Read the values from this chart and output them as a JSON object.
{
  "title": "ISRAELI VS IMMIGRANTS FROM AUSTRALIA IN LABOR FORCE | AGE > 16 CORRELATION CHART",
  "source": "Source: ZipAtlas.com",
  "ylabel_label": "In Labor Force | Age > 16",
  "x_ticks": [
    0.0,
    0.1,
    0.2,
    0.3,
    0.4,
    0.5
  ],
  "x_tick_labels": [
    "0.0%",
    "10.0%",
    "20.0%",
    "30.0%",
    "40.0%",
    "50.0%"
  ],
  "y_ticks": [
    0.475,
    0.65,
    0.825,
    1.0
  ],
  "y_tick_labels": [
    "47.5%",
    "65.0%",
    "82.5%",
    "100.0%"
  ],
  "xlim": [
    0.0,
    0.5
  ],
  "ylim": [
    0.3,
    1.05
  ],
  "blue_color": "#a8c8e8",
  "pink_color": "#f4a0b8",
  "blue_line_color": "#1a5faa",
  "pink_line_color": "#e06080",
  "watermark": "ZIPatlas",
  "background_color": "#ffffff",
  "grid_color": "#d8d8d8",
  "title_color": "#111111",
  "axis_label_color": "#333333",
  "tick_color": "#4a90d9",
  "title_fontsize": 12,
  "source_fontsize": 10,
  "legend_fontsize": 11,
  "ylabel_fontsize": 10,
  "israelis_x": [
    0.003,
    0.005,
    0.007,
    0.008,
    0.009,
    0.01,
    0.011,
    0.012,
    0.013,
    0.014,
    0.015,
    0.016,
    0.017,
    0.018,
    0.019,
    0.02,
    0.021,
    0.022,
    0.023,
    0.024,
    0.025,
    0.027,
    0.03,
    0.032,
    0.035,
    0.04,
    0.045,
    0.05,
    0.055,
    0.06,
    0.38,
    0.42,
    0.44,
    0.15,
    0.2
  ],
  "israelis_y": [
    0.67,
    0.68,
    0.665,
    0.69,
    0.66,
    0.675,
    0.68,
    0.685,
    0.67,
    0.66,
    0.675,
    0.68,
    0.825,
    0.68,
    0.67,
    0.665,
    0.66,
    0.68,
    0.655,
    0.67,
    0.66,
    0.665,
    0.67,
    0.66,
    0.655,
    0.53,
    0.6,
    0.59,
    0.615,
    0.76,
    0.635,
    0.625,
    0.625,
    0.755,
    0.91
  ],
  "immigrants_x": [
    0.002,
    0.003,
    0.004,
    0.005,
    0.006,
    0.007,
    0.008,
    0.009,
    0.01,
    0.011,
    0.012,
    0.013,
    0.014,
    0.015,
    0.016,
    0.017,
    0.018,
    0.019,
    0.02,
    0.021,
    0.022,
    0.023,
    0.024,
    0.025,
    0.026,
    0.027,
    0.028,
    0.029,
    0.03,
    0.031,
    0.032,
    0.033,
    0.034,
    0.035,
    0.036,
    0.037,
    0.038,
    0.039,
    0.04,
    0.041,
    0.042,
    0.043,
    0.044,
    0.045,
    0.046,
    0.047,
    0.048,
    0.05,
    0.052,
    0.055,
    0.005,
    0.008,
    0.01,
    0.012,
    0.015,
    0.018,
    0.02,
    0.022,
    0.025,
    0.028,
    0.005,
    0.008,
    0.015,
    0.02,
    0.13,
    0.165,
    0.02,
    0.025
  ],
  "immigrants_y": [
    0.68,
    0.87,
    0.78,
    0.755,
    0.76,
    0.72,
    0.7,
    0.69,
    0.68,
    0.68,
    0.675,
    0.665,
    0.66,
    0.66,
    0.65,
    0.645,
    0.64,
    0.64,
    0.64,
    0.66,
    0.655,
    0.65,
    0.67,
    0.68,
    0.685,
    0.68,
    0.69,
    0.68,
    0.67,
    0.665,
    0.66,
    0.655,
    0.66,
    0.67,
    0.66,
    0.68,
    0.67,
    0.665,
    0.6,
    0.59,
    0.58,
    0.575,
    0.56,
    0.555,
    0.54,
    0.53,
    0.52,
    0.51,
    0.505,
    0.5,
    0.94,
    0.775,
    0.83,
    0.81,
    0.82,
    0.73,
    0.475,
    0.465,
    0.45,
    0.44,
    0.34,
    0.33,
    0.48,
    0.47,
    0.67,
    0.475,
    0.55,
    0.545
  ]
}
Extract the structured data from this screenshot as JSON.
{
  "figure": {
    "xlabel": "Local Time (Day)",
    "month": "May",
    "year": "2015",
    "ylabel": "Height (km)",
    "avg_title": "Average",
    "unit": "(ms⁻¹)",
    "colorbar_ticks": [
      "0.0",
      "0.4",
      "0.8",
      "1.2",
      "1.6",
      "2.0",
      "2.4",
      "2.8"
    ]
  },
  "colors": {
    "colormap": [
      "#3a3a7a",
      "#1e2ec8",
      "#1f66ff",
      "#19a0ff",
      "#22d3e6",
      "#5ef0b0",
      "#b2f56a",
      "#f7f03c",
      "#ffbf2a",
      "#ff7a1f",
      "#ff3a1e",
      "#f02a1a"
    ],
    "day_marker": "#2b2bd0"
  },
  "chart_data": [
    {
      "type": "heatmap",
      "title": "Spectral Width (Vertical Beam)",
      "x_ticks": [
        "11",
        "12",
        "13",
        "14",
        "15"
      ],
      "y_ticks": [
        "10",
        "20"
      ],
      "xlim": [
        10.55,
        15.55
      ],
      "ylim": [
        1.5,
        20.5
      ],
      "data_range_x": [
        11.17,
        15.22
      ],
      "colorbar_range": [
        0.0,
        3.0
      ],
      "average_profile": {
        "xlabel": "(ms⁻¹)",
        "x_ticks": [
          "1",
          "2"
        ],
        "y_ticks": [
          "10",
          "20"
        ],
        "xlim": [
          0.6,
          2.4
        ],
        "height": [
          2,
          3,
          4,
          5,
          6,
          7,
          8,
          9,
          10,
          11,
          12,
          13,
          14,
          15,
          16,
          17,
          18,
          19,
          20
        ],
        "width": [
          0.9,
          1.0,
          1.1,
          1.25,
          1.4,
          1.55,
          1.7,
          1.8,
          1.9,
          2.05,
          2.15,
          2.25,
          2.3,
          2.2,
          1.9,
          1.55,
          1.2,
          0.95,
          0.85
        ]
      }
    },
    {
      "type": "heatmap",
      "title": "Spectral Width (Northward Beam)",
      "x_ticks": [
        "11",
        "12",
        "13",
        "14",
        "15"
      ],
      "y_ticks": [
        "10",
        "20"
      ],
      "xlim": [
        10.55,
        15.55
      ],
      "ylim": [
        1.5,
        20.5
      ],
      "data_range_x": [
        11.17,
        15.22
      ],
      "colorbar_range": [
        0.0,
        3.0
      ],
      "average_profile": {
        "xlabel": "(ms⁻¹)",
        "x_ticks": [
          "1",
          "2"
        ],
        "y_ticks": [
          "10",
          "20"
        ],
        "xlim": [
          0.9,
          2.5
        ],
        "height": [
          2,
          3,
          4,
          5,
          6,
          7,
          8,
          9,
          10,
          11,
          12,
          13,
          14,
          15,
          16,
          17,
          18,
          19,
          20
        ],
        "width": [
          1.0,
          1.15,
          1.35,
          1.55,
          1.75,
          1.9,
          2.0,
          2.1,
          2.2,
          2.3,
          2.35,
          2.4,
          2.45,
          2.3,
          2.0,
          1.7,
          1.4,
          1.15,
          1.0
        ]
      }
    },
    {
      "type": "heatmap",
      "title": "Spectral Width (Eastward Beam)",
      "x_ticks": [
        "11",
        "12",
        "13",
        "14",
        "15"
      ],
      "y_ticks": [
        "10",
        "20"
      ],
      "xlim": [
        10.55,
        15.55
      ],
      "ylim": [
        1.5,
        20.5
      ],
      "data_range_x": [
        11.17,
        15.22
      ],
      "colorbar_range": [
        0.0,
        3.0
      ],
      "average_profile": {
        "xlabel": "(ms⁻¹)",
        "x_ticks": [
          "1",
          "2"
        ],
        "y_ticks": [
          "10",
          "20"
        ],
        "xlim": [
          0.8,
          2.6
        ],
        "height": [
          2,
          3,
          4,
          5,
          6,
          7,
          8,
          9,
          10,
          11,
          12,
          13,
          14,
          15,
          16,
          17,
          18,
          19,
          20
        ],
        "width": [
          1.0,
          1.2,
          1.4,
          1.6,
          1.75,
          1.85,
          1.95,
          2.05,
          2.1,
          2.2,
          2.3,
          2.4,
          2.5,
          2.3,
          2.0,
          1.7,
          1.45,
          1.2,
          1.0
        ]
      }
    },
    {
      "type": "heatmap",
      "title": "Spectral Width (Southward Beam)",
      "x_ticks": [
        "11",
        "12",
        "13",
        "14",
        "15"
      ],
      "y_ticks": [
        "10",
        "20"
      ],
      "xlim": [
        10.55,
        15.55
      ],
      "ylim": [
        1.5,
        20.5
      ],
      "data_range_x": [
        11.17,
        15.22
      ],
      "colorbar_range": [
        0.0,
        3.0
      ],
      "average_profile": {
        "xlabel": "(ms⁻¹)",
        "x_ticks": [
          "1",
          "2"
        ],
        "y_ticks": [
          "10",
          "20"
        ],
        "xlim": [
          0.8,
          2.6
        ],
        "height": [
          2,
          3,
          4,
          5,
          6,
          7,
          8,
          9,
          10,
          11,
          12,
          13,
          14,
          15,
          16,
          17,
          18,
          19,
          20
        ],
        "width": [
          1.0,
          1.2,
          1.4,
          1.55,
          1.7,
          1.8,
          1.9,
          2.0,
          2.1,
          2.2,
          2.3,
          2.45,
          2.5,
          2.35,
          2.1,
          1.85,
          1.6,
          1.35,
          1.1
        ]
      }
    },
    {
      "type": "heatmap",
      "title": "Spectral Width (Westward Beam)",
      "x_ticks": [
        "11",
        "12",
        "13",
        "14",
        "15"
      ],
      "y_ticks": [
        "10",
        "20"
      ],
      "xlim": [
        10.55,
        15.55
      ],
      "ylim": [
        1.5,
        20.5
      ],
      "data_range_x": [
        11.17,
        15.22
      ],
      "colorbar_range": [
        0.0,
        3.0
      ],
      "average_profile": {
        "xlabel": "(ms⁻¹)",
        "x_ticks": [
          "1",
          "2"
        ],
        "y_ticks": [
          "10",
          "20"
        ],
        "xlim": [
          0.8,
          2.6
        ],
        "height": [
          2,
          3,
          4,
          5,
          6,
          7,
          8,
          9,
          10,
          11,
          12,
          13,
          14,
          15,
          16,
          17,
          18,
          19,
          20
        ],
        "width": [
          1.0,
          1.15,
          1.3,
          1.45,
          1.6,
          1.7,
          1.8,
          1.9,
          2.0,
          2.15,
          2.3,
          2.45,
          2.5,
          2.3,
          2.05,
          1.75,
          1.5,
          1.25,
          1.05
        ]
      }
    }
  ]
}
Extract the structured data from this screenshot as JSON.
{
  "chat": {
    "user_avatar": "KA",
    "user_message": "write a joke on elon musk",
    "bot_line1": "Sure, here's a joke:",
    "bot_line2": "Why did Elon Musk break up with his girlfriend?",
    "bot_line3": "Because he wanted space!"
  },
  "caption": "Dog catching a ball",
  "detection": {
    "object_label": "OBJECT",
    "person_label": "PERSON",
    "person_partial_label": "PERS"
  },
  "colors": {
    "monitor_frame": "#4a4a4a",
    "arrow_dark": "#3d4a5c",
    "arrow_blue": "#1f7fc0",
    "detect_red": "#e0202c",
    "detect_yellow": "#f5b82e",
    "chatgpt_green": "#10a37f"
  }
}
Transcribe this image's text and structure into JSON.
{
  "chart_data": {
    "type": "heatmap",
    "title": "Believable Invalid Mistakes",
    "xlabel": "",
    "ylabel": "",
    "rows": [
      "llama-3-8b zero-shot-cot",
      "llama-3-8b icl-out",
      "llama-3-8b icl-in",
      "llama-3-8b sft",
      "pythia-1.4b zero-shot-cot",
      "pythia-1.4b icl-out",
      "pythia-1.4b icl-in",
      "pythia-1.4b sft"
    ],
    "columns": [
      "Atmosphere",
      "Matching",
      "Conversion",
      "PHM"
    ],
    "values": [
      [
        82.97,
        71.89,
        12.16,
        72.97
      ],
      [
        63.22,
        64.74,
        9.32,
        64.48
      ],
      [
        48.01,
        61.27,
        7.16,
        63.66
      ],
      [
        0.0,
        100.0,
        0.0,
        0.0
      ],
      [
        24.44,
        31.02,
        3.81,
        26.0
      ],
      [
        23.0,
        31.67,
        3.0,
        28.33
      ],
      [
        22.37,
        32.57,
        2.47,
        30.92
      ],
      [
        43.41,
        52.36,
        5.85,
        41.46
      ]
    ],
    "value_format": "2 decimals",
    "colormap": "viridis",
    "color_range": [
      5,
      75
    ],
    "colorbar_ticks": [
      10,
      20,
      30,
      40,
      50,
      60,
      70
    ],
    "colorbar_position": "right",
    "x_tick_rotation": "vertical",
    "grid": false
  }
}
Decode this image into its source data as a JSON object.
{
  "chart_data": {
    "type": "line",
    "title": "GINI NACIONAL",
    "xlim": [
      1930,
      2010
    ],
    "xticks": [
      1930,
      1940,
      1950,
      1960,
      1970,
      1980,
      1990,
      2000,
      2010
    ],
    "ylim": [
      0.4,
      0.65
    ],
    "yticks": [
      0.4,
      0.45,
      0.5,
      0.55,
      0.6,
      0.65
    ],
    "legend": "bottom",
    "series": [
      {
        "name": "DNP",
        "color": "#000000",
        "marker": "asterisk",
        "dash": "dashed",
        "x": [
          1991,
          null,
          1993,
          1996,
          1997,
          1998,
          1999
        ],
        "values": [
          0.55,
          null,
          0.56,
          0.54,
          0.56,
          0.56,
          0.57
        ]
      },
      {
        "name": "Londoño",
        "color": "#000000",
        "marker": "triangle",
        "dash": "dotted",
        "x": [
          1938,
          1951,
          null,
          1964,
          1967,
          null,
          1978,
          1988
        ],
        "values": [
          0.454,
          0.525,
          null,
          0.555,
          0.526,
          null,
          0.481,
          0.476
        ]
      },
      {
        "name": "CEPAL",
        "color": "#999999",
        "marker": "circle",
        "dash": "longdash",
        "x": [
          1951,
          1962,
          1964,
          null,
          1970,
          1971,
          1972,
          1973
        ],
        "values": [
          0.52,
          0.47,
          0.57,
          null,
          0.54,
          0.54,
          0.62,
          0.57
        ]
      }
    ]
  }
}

────

Each line above that holds the string "into" should be copied and shown.

Transcribe this image's text and structure into JSON.
Decode this image into its source data as a JSON object.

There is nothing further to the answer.